Figure record extracts.
## BEGIN

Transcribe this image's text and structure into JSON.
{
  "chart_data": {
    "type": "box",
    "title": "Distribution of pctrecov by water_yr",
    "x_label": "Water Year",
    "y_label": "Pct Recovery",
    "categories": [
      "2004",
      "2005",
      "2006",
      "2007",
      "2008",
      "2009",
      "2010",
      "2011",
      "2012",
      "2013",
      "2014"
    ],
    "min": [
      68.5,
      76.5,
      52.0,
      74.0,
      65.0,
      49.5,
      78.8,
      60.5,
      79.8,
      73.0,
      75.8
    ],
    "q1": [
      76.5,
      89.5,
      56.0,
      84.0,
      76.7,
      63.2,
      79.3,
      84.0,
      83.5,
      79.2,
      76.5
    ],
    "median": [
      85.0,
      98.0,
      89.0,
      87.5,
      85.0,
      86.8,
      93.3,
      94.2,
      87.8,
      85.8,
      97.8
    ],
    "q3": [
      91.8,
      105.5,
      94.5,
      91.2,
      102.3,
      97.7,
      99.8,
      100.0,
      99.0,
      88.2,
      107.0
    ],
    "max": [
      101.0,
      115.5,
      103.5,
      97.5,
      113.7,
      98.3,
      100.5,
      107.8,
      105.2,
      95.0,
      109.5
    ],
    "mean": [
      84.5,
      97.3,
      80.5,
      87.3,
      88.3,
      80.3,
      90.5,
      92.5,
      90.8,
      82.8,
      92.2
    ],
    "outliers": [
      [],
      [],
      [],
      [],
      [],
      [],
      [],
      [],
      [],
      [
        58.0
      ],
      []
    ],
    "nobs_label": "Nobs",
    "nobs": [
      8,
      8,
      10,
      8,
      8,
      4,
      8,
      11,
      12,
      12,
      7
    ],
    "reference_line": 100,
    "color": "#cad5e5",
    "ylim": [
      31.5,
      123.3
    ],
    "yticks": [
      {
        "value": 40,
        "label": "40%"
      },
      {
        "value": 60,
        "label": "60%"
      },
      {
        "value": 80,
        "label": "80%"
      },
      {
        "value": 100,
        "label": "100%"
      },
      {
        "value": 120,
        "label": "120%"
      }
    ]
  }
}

## END

INSTRUCTIONS TO FOLLOW. State, as a number only, how many lines in the entries include "value".

WRITTEN SOLUTION. 5